To do
Retype every entry word for word.
::::::::
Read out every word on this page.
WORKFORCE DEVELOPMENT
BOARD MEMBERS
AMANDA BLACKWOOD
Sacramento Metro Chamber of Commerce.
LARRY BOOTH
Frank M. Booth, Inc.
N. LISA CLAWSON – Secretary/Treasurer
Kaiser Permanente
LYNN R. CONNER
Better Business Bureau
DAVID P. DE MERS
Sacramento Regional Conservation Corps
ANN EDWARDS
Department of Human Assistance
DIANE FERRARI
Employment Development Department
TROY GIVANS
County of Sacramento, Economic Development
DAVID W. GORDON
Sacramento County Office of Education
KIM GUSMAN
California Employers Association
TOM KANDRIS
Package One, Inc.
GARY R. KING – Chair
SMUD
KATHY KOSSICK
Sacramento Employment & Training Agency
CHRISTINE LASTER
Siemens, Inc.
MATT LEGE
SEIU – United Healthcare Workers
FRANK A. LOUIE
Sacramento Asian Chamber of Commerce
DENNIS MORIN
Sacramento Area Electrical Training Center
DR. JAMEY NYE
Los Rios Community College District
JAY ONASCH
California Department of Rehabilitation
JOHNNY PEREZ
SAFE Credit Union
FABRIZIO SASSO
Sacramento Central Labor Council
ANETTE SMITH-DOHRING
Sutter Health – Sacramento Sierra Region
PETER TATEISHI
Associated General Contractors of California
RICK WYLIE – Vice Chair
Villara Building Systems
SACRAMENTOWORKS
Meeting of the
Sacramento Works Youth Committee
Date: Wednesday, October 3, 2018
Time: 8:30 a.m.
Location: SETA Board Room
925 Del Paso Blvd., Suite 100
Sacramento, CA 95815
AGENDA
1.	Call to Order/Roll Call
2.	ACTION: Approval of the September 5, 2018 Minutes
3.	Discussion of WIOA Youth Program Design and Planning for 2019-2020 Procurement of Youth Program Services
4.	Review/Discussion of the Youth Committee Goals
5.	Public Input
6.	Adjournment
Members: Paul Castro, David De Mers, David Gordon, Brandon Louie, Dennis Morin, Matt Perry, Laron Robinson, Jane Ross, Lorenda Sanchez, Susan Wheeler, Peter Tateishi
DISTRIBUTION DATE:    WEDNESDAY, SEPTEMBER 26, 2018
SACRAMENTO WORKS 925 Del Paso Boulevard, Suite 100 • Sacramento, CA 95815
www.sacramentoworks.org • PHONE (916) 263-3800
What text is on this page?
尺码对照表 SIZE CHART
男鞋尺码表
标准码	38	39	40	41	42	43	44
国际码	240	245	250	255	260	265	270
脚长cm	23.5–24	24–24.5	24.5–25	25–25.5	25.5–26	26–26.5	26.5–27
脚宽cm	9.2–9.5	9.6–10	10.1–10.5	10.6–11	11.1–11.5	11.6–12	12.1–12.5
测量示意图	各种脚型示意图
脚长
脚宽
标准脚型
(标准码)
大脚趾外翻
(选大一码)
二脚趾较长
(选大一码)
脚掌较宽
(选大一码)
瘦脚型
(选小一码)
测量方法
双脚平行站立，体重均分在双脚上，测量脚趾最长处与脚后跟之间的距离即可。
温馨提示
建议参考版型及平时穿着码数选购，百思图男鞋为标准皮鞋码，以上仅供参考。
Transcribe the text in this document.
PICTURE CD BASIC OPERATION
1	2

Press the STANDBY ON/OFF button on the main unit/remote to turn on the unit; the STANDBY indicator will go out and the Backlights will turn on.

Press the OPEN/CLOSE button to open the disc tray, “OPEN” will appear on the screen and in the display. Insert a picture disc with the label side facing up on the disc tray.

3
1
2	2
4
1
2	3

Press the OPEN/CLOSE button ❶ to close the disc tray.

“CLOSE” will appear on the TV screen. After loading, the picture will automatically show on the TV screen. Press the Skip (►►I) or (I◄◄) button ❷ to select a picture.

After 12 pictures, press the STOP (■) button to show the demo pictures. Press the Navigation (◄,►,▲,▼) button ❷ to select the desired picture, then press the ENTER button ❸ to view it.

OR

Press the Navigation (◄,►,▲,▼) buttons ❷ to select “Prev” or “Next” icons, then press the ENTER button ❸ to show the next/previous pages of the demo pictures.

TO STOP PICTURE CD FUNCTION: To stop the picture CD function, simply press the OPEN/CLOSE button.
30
::::::::
Task answer
Read out every word on this page.
WORKFORCE DEVELOPMENT
BOARD MEMBERS
AMANDA BLACKWOOD
Sacramento Metro Chamber of Commerce.
LARRY BOOTH
Frank M. Booth, Inc.
N. LISA CLAWSON – Secretary/Treasurer
Kaiser Permanente
LYNN R. CONNER
Better Business Bureau
DAVID P. DE MERS
Sacramento Regional Conservation Corps
ANN EDWARDS
Department of Human Assistance
DIANE FERRARI
Employment Development Department
TROY GIVANS
County of Sacramento, Economic Development
DAVID W. GORDON
Sacramento County Office of Education
KIM GUSMAN
California Employers Association
TOM KANDRIS
Package One, Inc.
GARY R. KING – Chair
SMUD
KATHY KOSSICK
Sacramento Employment & Training Agency
CHRISTINE LASTER
Siemens, Inc.
MATT LEGE
SEIU – United Healthcare Workers
FRANK A. LOUIE
Sacramento Asian Chamber of Commerce
DENNIS MORIN
Sacramento Area Electrical Training Center
DR. JAMEY NYE
Los Rios Community College District
JAY ONASCH
California Department of Rehabilitation
JOHNNY PEREZ
SAFE Credit Union
FABRIZIO SASSO
Sacramento Central Labor Council
ANETTE SMITH-DOHRING
Sutter Health – Sacramento Sierra Region
PETER TATEISHI
Associated General Contractors of California
RICK WYLIE – Vice Chair
Villara Building Systems
SACRAMENTOWORKS
Meeting of the
Sacramento Works Youth Committee
Date: Wednesday, October 3, 2018
Time: 8:30 a.m.
Location: SETA Board Room
925 Del Paso Blvd., Suite 100
Sacramento, CA 95815
AGENDA
1.	Call to Order/Roll Call
2.	ACTION: Approval of the September 5, 2018 Minutes
3.	Discussion of WIOA Youth Program Design and Planning for 2019-2020 Procurement of Youth Program Services
4.	Review/Discussion of the Youth Committee Goals
5.	Public Input
6.	Adjournment
Members: Paul Castro, David De Mers, David Gordon, Brandon Louie, Dennis Morin, Matt Perry, Laron Robinson, Jane Ross, Lorenda Sanchez, Susan Wheeler, Peter Tateishi
DISTRIBUTION DATE:    WEDNESDAY, SEPTEMBER 26, 2018
SACRAMENTO WORKS 925 Del Paso Boulevard, Suite 100 • Sacramento, CA 95815
www.sacramentoworks.org • PHONE (916) 263-3800
What text is on this page?
尺码对照表 SIZE CHART
男鞋尺码表
标准码	38	39	40	41	42	43	44
国际码	240	245	250	255	260	265	270
脚长cm	23.5–24	24–24.5	24.5–25	25–25.5	25.5–26	26–26.5	26.5–27
脚宽cm	9.2–9.5	9.6–10	10.1–10.5	10.6–11	11.1–11.5	11.6–12	12.1–12.5
测量示意图	各种脚型示意图
脚长
脚宽
标准脚型
(标准码)
大脚趾外翻
(选大一码)
二脚趾较长
(选大一码)
脚掌较宽
(选大一码)
瘦脚型
(选小一码)
测量方法
双脚平行站立，体重均分在双脚上，测量脚趾最长处与脚后跟之间的距离即可。
温馨提示
建议参考版型及平时穿着码数选购，百思图男鞋为标准皮鞋码，以上仅供参考。
Transcribe the text in this document.
PICTURE CD BASIC OPERATION
1	2

Press the STANDBY ON/OFF button on the main unit/remote to turn on the unit; the STANDBY indicator will go out and the Backlights will turn on.

Press the OPEN/CLOSE button to open the disc tray, “OPEN” will appear on the screen and in the display. Insert a picture disc with the label side facing up on the disc tray.

3
1
2	2
4
1
2	3

Press the OPEN/CLOSE button ❶ to close the disc tray.

“CLOSE” will appear on the TV screen. After loading, the picture will automatically show on the TV screen. Press the Skip (►►I) or (I◄◄) button ❷ to select a picture.

After 12 pictures, press the STOP (■) button to show the demo pictures. Press the Navigation (◄,►,▲,▼) button ❷ to select the desired picture, then press the ENTER button ❸ to view it.

OR

Press the Navigation (◄,►,▲,▼) buttons ❷ to select “Prev” or “Next” icons, then press the ENTER button ❸ to show the next/previous pages of the demo pictures.

TO STOP PICTURE CD FUNCTION: To stop the picture CD function, simply press the OPEN/CLOSE button.
30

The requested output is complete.